## Excerpted passage

Missed TensorFlow Dev Summit? Check out the video playlist. Watch recordings

tfl.pwl_calibration_layer.PWLCalibrationConstraints

View source on GitHub

Monotonicity and bounds constraints for PWL calibration layer.

tfl.pwl_calibration_layer.PWLCalibrationConstraints(
    monotonicity='none', convexity='none', lengths=None, output_min=None,
    output_max=None,
    output_min_constraints=tfl.pwl_calibration_lib.BoundConstraintsType.NONE,
    output_max_constraints=tfl.pwl_calibration_lib.BoundConstraintsType.NONE,
    num_projection_iterations=8
)

Applies an approximate L2 projection to the weights of a PWLCalibration layer such that the result satisfies the specified constraints.

Args:

  • monotonicity: Same meaning as corresponding parameter of PWLCalibration.
  • convexity: Same meaning as corresponding parameter of PWLCalibration.
  • lengths: Lengths of pieces of piecewise linear function. Needed only if convexity is specified.
  • output_min: Minimum possible output of pwl function.
  • output_max: Maximum possible output of pwl function.
  • output_min_constraints: A tfl.pwl_calibration_lib.BoundConstraintsType describing the constraints on the layer's minimum value.
  • output_max_constraints: A tfl.pwl_calibration_lib.BoundConstraintsType describing the constraints on the layer's maximum value.
  • num_projection_iterations: Same meaning as corresponding parameter of PWLCalibration.

Methods

__call__

View source

__call__(
    w
)

Applies constraints to w.

get_config

View source

get_config()

Standard Keras config for serialization.

[Dataset entries]
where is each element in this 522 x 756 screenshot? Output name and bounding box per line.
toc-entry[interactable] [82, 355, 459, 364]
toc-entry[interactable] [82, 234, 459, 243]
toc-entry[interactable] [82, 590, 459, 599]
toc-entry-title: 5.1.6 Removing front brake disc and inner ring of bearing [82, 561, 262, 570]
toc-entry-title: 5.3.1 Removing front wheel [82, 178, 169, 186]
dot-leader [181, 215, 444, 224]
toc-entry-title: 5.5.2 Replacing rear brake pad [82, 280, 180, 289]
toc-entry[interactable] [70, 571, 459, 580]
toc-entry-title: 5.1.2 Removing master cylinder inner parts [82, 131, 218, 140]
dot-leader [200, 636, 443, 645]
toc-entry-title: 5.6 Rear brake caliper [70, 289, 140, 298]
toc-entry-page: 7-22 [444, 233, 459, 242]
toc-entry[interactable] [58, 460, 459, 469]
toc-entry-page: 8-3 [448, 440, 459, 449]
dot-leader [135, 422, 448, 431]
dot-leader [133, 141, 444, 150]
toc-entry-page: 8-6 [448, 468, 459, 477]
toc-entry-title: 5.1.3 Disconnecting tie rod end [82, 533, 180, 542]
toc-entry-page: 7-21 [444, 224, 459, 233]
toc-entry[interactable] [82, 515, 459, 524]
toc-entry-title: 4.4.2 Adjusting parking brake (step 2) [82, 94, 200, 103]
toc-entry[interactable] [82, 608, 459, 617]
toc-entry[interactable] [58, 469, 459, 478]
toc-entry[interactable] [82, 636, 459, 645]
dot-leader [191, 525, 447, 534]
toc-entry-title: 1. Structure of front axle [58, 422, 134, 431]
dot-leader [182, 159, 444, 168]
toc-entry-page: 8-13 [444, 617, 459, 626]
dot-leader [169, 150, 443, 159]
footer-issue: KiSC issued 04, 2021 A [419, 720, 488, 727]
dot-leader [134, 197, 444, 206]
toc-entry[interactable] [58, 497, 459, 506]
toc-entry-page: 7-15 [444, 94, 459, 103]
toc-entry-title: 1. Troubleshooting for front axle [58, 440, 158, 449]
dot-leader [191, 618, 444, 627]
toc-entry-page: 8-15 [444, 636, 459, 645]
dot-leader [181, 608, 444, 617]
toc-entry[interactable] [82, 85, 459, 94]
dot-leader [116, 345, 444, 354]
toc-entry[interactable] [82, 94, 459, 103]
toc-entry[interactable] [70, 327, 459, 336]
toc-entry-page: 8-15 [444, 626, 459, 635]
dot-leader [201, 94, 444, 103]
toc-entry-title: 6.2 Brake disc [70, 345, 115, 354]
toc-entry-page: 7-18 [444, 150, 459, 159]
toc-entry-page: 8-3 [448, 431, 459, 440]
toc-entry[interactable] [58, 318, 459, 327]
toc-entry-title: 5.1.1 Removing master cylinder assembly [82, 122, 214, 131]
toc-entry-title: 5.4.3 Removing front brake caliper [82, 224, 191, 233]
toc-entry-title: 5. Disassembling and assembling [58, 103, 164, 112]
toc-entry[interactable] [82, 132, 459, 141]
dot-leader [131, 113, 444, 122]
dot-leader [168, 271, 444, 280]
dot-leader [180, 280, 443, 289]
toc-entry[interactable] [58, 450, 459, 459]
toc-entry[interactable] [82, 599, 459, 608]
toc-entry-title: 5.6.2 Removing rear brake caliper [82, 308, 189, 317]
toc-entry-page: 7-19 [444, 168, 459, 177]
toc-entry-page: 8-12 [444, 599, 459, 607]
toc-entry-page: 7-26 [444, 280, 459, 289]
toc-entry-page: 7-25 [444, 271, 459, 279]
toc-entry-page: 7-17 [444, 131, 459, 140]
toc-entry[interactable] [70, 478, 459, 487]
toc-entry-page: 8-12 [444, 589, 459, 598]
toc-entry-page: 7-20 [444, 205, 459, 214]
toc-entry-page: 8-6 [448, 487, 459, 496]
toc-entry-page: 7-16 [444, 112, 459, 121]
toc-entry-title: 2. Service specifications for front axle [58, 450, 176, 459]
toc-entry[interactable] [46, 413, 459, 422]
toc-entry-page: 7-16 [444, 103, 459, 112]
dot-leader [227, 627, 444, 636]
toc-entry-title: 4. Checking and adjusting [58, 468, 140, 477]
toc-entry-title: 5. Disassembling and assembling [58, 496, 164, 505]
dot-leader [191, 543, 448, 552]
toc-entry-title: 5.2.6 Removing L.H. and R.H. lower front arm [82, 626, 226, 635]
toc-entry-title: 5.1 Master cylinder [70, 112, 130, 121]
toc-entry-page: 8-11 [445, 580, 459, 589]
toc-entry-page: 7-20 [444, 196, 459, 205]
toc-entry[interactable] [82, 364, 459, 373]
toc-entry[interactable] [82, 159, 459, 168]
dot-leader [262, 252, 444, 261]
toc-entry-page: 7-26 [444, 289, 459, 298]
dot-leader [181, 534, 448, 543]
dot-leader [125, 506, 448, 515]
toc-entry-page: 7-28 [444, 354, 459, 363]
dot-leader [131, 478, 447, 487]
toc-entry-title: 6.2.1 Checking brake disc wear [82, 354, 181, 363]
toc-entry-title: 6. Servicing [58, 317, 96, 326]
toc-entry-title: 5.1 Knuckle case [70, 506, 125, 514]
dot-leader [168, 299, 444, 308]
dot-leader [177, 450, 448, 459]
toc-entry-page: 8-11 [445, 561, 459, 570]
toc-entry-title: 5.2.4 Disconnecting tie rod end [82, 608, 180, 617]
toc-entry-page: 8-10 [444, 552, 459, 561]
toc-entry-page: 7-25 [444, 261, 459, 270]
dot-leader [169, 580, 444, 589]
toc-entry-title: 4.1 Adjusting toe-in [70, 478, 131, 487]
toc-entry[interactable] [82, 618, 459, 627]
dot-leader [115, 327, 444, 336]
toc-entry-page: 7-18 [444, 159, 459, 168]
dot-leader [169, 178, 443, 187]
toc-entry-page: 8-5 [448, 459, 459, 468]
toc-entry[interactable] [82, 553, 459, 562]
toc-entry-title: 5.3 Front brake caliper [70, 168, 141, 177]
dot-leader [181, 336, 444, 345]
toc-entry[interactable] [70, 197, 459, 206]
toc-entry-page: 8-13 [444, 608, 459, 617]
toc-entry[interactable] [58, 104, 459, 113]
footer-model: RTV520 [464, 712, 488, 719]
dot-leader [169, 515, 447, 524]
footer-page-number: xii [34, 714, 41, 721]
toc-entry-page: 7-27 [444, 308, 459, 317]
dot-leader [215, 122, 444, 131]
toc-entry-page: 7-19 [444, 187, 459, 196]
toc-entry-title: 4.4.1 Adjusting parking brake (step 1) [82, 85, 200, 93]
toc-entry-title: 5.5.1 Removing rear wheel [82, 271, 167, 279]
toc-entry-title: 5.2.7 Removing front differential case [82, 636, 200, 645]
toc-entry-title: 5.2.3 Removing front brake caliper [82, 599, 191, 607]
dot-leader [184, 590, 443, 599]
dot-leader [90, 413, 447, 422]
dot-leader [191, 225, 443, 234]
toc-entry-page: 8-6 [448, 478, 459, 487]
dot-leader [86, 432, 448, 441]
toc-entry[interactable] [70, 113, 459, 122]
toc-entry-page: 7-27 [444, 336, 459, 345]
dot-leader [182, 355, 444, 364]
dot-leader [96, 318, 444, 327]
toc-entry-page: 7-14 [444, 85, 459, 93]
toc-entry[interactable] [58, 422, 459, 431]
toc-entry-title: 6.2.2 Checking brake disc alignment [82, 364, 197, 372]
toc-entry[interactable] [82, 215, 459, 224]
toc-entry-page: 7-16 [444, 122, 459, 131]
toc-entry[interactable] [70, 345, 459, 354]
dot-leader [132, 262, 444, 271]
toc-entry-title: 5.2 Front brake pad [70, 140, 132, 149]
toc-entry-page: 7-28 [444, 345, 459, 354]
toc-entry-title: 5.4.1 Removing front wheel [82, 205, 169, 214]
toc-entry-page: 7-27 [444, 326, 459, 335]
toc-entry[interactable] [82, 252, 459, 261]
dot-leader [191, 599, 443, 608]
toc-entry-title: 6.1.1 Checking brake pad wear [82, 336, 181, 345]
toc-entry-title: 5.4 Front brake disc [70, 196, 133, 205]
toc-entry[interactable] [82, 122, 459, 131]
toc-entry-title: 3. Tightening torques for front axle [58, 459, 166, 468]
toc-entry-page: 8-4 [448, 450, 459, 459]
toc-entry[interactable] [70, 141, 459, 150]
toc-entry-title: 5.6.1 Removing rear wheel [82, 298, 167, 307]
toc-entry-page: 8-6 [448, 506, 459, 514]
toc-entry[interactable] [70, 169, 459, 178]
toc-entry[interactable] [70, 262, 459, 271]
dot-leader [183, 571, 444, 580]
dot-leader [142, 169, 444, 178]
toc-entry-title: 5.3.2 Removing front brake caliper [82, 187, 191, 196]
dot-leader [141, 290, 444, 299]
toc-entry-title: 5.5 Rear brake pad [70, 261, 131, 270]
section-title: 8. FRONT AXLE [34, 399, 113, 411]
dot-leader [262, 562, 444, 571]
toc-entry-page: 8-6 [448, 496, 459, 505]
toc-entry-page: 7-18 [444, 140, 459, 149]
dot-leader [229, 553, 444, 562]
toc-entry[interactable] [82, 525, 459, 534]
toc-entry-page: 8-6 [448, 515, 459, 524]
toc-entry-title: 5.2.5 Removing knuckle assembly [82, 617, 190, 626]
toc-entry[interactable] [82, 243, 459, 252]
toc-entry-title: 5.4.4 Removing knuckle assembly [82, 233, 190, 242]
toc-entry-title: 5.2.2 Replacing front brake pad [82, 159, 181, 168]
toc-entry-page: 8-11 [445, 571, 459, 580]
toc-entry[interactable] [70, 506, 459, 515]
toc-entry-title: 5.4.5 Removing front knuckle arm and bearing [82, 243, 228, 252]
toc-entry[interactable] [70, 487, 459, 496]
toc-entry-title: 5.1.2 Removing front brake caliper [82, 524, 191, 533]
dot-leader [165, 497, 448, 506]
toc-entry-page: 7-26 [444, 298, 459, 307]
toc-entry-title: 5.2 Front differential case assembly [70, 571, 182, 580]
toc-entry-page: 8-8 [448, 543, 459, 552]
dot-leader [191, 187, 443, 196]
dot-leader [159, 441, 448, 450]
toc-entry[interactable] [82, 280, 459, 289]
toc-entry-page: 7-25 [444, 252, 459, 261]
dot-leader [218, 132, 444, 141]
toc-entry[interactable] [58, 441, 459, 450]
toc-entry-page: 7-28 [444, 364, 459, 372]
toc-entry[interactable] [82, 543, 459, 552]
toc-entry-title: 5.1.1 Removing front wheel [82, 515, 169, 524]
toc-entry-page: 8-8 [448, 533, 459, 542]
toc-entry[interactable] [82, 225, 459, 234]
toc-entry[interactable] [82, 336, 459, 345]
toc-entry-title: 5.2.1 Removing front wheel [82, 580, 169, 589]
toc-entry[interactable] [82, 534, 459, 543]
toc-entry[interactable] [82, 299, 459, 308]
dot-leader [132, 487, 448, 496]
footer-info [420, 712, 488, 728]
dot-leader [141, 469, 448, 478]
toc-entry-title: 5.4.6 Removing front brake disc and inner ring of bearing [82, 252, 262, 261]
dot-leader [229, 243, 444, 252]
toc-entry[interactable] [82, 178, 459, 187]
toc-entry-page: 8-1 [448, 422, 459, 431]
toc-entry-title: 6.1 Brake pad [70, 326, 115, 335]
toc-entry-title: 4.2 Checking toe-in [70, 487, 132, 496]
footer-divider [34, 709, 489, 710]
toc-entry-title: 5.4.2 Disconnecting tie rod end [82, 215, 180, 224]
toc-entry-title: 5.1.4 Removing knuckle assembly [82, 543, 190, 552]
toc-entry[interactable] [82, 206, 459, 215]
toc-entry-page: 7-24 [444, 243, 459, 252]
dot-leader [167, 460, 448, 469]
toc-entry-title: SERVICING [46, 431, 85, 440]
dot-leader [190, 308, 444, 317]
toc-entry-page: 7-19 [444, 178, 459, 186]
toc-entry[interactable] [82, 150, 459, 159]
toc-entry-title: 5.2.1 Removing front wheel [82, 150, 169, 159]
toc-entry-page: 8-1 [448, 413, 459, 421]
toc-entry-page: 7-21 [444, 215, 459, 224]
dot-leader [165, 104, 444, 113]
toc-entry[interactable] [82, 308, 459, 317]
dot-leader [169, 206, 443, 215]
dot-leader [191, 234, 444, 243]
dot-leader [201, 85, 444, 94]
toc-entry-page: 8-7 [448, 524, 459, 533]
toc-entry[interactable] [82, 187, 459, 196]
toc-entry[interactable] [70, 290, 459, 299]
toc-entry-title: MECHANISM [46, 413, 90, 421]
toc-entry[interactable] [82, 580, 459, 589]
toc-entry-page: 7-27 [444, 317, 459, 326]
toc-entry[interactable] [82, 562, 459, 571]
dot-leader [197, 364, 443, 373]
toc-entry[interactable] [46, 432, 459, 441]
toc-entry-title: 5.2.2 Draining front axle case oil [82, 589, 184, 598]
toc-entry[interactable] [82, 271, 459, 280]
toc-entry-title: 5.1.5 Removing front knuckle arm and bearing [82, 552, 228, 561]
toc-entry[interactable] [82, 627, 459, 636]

## Brief
Rewrite the PWLCalibrationConstraints reference page from "Applies an approximate" up to and including "Maximum possible output of pwl function.", swapping every "pwl function" for "calibration function".

## Task solution
Applies an approximate L2 projection to the weights of a PWLCalibration layer such that the result satisfies the specified constraints.

Args:

  • monotonicity: Same meaning as corresponding parameter of PWLCalibration.
  • convexity: Same meaning as corresponding parameter of PWLCalibration.
  • lengths: Lengths of pieces of piecewise linear function. Needed only if convexity is specified.
  • output_min: Minimum possible output of calibration function.
  • output_max: Maximum possible output of calibration function.